*TASK DIRECTIONS:* Reproduce the records below in full and exactly, without their images.

*RECORDS FOR PROCESSING:*

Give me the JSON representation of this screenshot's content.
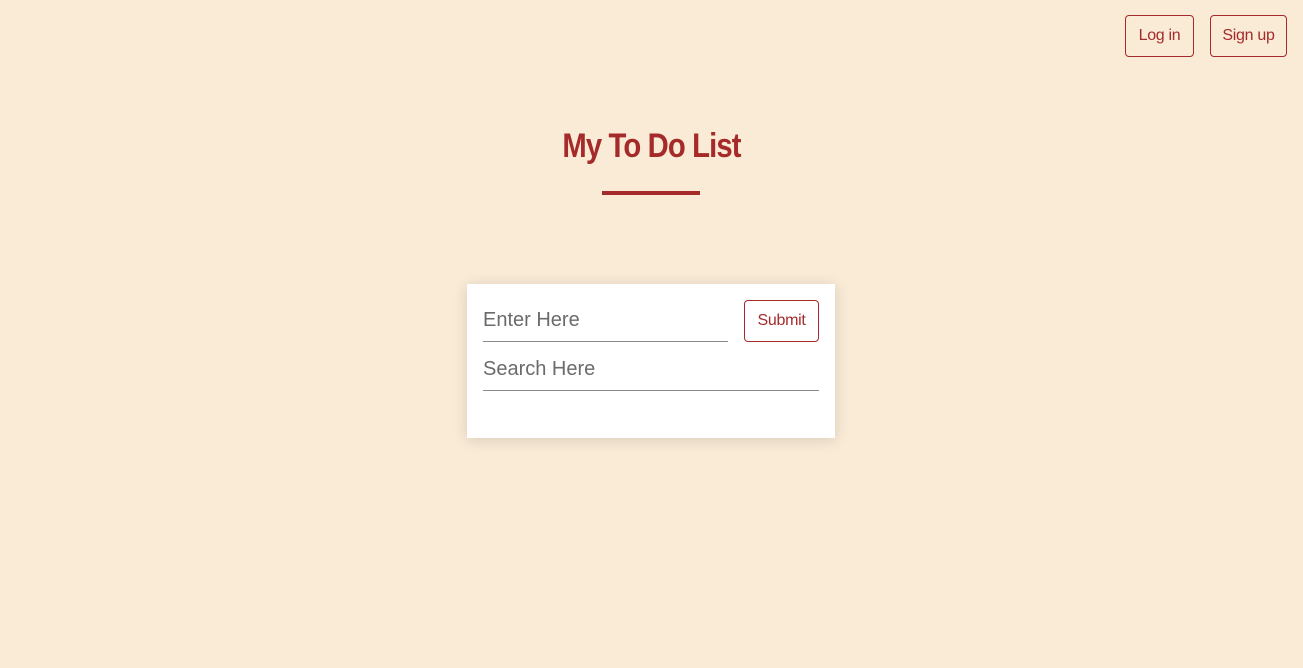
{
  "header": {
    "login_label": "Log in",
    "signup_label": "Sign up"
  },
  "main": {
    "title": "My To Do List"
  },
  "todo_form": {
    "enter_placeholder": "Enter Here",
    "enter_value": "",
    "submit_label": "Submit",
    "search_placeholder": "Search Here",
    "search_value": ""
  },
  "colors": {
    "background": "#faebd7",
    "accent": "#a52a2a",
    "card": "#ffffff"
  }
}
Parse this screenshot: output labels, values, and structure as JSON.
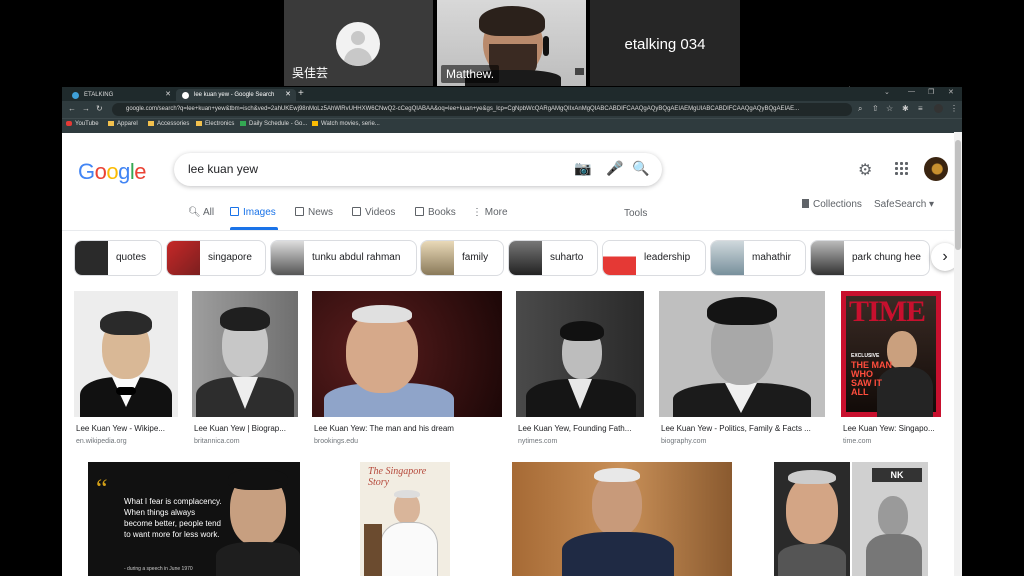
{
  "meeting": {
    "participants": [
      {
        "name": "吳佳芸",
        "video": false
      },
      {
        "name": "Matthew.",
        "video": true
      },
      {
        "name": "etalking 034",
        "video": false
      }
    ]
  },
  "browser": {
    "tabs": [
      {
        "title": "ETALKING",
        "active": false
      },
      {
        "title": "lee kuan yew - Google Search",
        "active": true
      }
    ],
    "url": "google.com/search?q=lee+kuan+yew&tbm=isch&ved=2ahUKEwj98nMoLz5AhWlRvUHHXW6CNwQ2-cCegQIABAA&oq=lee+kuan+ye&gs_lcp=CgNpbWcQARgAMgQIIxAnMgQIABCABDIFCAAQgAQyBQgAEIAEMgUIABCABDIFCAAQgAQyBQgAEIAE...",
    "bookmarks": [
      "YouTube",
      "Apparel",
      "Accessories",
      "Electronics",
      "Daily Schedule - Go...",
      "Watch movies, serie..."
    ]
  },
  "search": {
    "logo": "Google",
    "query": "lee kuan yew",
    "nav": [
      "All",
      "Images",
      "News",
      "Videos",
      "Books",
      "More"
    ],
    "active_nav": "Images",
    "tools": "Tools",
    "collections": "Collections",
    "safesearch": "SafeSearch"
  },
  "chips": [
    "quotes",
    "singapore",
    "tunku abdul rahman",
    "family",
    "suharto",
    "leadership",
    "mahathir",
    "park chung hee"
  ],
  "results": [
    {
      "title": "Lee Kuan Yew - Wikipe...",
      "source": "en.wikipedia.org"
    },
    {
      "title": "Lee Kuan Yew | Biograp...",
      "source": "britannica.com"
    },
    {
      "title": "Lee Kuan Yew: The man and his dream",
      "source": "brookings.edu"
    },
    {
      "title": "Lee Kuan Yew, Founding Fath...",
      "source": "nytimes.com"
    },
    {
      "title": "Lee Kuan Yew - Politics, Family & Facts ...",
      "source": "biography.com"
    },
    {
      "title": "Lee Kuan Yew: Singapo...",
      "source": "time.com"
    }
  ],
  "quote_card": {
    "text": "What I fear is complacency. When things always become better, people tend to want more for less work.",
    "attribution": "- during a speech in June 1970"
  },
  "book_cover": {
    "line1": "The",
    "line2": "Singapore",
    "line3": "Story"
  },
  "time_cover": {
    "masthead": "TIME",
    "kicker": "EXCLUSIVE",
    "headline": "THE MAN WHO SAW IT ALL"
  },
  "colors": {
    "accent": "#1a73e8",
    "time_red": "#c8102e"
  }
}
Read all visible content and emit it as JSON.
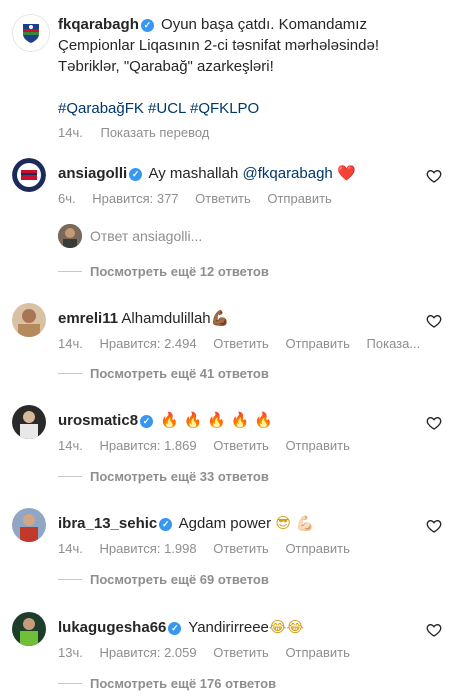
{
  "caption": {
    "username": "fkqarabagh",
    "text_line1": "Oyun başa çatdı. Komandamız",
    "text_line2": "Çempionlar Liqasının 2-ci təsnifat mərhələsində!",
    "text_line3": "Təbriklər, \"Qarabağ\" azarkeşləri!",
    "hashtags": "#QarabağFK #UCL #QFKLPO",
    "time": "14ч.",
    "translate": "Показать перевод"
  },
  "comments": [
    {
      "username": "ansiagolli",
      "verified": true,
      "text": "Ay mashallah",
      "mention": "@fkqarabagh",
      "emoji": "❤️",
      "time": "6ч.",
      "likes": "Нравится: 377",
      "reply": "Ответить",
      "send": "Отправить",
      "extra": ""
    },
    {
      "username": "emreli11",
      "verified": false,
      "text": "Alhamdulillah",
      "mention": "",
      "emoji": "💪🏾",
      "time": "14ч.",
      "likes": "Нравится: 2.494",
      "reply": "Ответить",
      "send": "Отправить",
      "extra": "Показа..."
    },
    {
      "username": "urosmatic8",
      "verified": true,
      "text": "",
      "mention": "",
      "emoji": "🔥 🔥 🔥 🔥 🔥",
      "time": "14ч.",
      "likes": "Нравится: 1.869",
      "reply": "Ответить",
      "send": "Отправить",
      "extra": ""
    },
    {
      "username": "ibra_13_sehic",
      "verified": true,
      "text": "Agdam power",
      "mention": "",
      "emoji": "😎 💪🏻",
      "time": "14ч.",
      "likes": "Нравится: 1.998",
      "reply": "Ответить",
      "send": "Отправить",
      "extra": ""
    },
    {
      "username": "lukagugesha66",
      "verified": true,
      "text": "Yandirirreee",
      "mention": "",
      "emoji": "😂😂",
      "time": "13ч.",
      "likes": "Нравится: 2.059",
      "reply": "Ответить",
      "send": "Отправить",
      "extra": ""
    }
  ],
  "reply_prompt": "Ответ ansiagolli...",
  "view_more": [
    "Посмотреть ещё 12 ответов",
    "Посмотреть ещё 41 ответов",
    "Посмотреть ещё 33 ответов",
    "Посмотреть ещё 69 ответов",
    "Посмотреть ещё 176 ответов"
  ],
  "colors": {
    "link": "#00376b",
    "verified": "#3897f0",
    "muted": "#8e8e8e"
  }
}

*TASK RESULT:*
Give me the JSON representation of this screenshot's content.
{
  "header": {
    "login_label": "Log in",
    "signup_label": "Sign up"
  },
  "main": {
    "title": "My To Do List"
  },
  "todo_form": {
    "enter_placeholder": "Enter Here",
    "enter_value": "",
    "submit_label": "Submit",
    "search_placeholder": "Search Here",
    "search_value": ""
  },
  "colors": {
    "background": "#faebd7",
    "accent": "#a52a2a",
    "card": "#ffffff"
  }
}
Parse this screenshot: output labels, values, and structure as JSON.
{
  "meeting": {
    "participants": [
      {
        "name": "吳佳芸",
        "video": false
      },
      {
        "name": "Matthew.",
        "video": true
      },
      {
        "name": "etalking 034",
        "video": false
      }
    ]
  },
  "browser": {
    "tabs": [
      {
        "title": "ETALKING",
        "active": false
      },
      {
        "title": "lee kuan yew - Google Search",
        "active": true
      }
    ],
    "url": "google.com/search?q=lee+kuan+yew&tbm=isch&ved=2ahUKEwj98nMoLz5AhWlRvUHHXW6CNwQ2-cCegQIABAA&oq=lee+kuan+ye&gs_lcp=CgNpbWcQARgAMgQIIxAnMgQIABCABDIFCAAQgAQyBQgAEIAEMgUIABCABDIFCAAQgAQyBQgAEIAE...",
    "bookmarks": [
      "YouTube",
      "Apparel",
      "Accessories",
      "Electronics",
      "Daily Schedule - Go...",
      "Watch movies, serie..."
    ]
  },
  "search": {
    "logo": "Google",
    "query": "lee kuan yew",
    "nav": [
      "All",
      "Images",
      "News",
      "Videos",
      "Books",
      "More"
    ],
    "active_nav": "Images",
    "tools": "Tools",
    "collections": "Collections",
    "safesearch": "SafeSearch"
  },
  "chips": [
    "quotes",
    "singapore",
    "tunku abdul rahman",
    "family",
    "suharto",
    "leadership",
    "mahathir",
    "park chung hee"
  ],
  "results": [
    {
      "title": "Lee Kuan Yew - Wikipe...",
      "source": "en.wikipedia.org"
    },
    {
      "title": "Lee Kuan Yew | Biograp...",
      "source": "britannica.com"
    },
    {
      "title": "Lee Kuan Yew: The man and his dream",
      "source": "brookings.edu"
    },
    {
      "title": "Lee Kuan Yew, Founding Fath...",
      "source": "nytimes.com"
    },
    {
      "title": "Lee Kuan Yew - Politics, Family & Facts ...",
      "source": "biography.com"
    },
    {
      "title": "Lee Kuan Yew: Singapo...",
      "source": "time.com"
    }
  ],
  "quote_card": {
    "text": "What I fear is complacency. When things always become better, people tend to want more for less work.",
    "attribution": "- during a speech in June 1970"
  },
  "book_cover": {
    "line1": "The",
    "line2": "Singapore",
    "line3": "Story"
  },
  "time_cover": {
    "masthead": "TIME",
    "kicker": "EXCLUSIVE",
    "headline": "THE MAN WHO SAW IT ALL"
  },
  "colors": {
    "accent": "#1a73e8",
    "time_red": "#c8102e"
  }
}
Read all visible content and emit it as JSON.
{
  "caption": {
    "username": "fkqarabagh",
    "text_line1": "Oyun başa çatdı. Komandamız",
    "text_line2": "Çempionlar Liqasının 2-ci təsnifat mərhələsində!",
    "text_line3": "Təbriklər, \"Qarabağ\" azarkeşləri!",
    "hashtags": "#QarabağFK #UCL #QFKLPO",
    "time": "14ч.",
    "translate": "Показать перевод"
  },
  "comments": [
    {
      "username": "ansiagolli",
      "verified": true,
      "text": "Ay mashallah",
      "mention": "@fkqarabagh",
      "emoji": "❤️",
      "time": "6ч.",
      "likes": "Нравится: 377",
      "reply": "Ответить",
      "send": "Отправить",
      "extra": ""
    },
    {
      "username": "emreli11",
      "verified": false,
      "text": "Alhamdulillah",
      "mention": "",
      "emoji": "💪🏾",
      "time": "14ч.",
      "likes": "Нравится: 2.494",
      "reply": "Ответить",
      "send": "Отправить",
      "extra": "Показа..."
    },
    {
      "username": "urosmatic8",
      "verified": true,
      "text": "",
      "mention": "",
      "emoji": "🔥 🔥 🔥 🔥 🔥",
      "time": "14ч.",
      "likes": "Нравится: 1.869",
      "reply": "Ответить",
      "send": "Отправить",
      "extra": ""
    },
    {
      "username": "ibra_13_sehic",
      "verified": true,
      "text": "Agdam power",
      "mention": "",
      "emoji": "😎 💪🏻",
      "time": "14ч.",
      "likes": "Нравится: 1.998",
      "reply": "Ответить",
      "send": "Отправить",
      "extra": ""
    },
    {
      "username": "lukagugesha66",
      "verified": true,
      "text": "Yandirirreee",
      "mention": "",
      "emoji": "😂😂",
      "time": "13ч.",
      "likes": "Нравится: 2.059",
      "reply": "Ответить",
      "send": "Отправить",
      "extra": ""
    }
  ],
  "reply_prompt": "Ответ ansiagolli...",
  "view_more": [
    "Посмотреть ещё 12 ответов",
    "Посмотреть ещё 41 ответов",
    "Посмотреть ещё 33 ответов",
    "Посмотреть ещё 69 ответов",
    "Посмотреть ещё 176 ответов"
  ],
  "colors": {
    "link": "#00376b",
    "verified": "#3897f0",
    "muted": "#8e8e8e"
  }
}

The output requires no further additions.